> [Exercise prompt] Your task is to repeat the lines below exactly, excluding any pictures they contain.

> [Collection entries]
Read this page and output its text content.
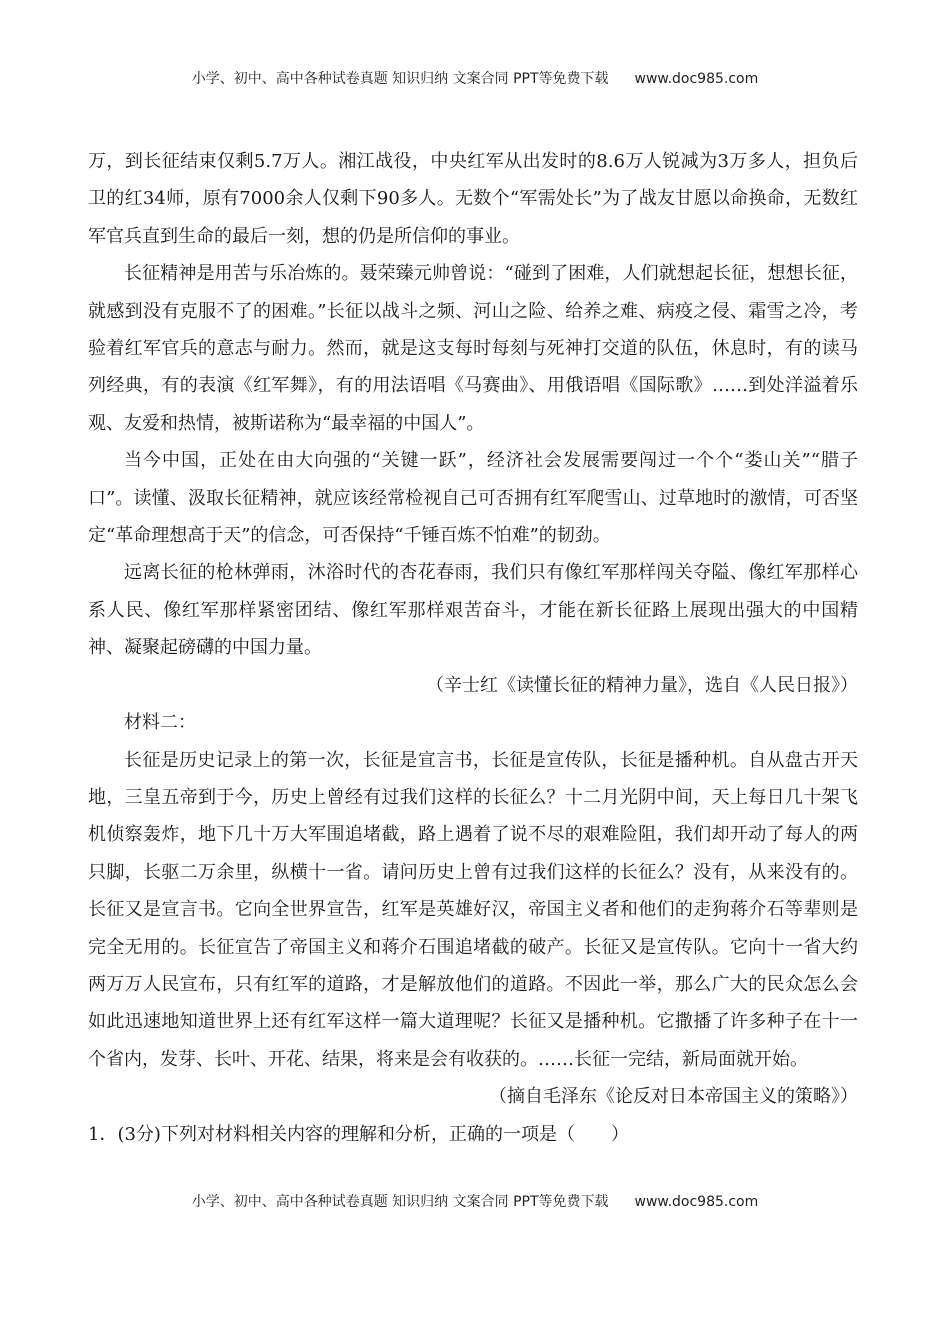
小学、初中、高中各种试卷真题 知识归纳 文案合同 PPT等免费下载 www.doc985.com

万，到长征结束仅剩5.7万人。湘江战役，中央红军从出发时的8.6万人锐减为3万多人，担负后卫的红34师，原有7000余人仅剩下90多人。无数个“军需处长”为了战友甘愿以命换命，无数红军官兵直到生命的最后一刻，想的仍是所信仰的事业。

长征精神是用苦与乐冶炼的。聂荣臻元帅曾说：“碰到了困难，人们就想起长征，想想长征，就感到没有克服不了的困难。”长征以战斗之频、河山之险、给养之难、病疫之侵、霜雪之冷，考验着红军官兵的意志与耐力。然而，就是这支每时每刻与死神打交道的队伍，休息时，有的读马列经典，有的表演《红军舞》，有的用法语唱《马赛曲》、用俄语唱《国际歌》……到处洋溢着乐观、友爱和热情，被斯诺称为“最幸福的中国人”。

当今中国，正处在由大向强的“关键一跃”，经济社会发展需要闯过一个个“娄山关”“腊子口”。读懂、汲取长征精神，就应该经常检视自己可否拥有红军爬雪山、过草地时的激情，可否坚定“革命理想高于天”的信念，可否保持“千锤百炼不怕难”的韧劲。

远离长征的枪林弹雨，沐浴时代的杏花春雨，我们只有像红军那样闯关夺隘、像红军那样心系人民、像红军那样紧密团结、像红军那样艰苦奋斗，才能在新长征路上展现出强大的中国精神、凝聚起磅礴的中国力量。

（辛士红《读懂长征的精神力量》，选自《人民日报》）

材料二：

长征是历史记录上的第一次，长征是宣言书，长征是宣传队，长征是播种机。自从盘古开天地，三皇五帝到于今，历史上曾经有过我们这样的长征么？十二月光阴中间，天上每日几十架飞机侦察轰炸，地下几十万大军围追堵截，路上遇着了说不尽的艰难险阻，我们却开动了每人的两只脚，长驱二万余里，纵横十一省。请问历史上曾有过我们这样的长征么？没有，从来没有的。长征又是宣言书。它向全世界宣告，红军是英雄好汉，帝国主义者和他们的走狗蒋介石等辈则是完全无用的。长征宣告了帝国主义和蒋介石围追堵截的破产。长征又是宣传队。它向十一省大约两万万人民宣布，只有红军的道路，才是解放他们的道路。不因此一举，那么广大的民众怎么会如此迅速地知道世界上还有红军这样一篇大道理呢？长征又是播种机。它撒播了许多种子在十一个省内，发芽、长叶、开花、结果，将来是会有收获的。……长征一完结，新局面就开始。

（摘自毛泽东《论反对日本帝国主义的策略》）

1．(3分)下列对材料相关内容的理解和分析，正确的一项是（　　）

小学、初中、高中各种试卷真题 知识归纳 文案合同 PPT等免费下载 www.doc985.com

> [Exercise answer]
Read this page and output its text content.
小学、初中、高中各种试卷真题 知识归纳 文案合同 PPT等免费下载 www.doc985.com

万，到长征结束仅剩5.7万人。湘江战役，中央红军从出发时的8.6万人锐减为3万多人，担负后卫的红34师，原有7000余人仅剩下90多人。无数个“军需处长”为了战友甘愿以命换命，无数红军官兵直到生命的最后一刻，想的仍是所信仰的事业。

长征精神是用苦与乐冶炼的。聂荣臻元帅曾说：“碰到了困难，人们就想起长征，想想长征，就感到没有克服不了的困难。”长征以战斗之频、河山之险、给养之难、病疫之侵、霜雪之冷，考验着红军官兵的意志与耐力。然而，就是这支每时每刻与死神打交道的队伍，休息时，有的读马列经典，有的表演《红军舞》，有的用法语唱《马赛曲》、用俄语唱《国际歌》……到处洋溢着乐观、友爱和热情，被斯诺称为“最幸福的中国人”。

当今中国，正处在由大向强的“关键一跃”，经济社会发展需要闯过一个个“娄山关”“腊子口”。读懂、汲取长征精神，就应该经常检视自己可否拥有红军爬雪山、过草地时的激情，可否坚定“革命理想高于天”的信念，可否保持“千锤百炼不怕难”的韧劲。

远离长征的枪林弹雨，沐浴时代的杏花春雨，我们只有像红军那样闯关夺隘、像红军那样心系人民、像红军那样紧密团结、像红军那样艰苦奋斗，才能在新长征路上展现出强大的中国精神、凝聚起磅礴的中国力量。

（辛士红《读懂长征的精神力量》，选自《人民日报》）

材料二：

长征是历史记录上的第一次，长征是宣言书，长征是宣传队，长征是播种机。自从盘古开天地，三皇五帝到于今，历史上曾经有过我们这样的长征么？十二月光阴中间，天上每日几十架飞机侦察轰炸，地下几十万大军围追堵截，路上遇着了说不尽的艰难险阻，我们却开动了每人的两只脚，长驱二万余里，纵横十一省。请问历史上曾有过我们这样的长征么？没有，从来没有的。长征又是宣言书。它向全世界宣告，红军是英雄好汉，帝国主义者和他们的走狗蒋介石等辈则是完全无用的。长征宣告了帝国主义和蒋介石围追堵截的破产。长征又是宣传队。它向十一省大约两万万人民宣布，只有红军的道路，才是解放他们的道路。不因此一举，那么广大的民众怎么会如此迅速地知道世界上还有红军这样一篇大道理呢？长征又是播种机。它撒播了许多种子在十一个省内，发芽、长叶、开花、结果，将来是会有收获的。……长征一完结，新局面就开始。

（摘自毛泽东《论反对日本帝国主义的策略》）

1．(3分)下列对材料相关内容的理解和分析，正确的一项是（　　）

小学、初中、高中各种试卷真题 知识归纳 文案合同 PPT等免费下载 www.doc985.com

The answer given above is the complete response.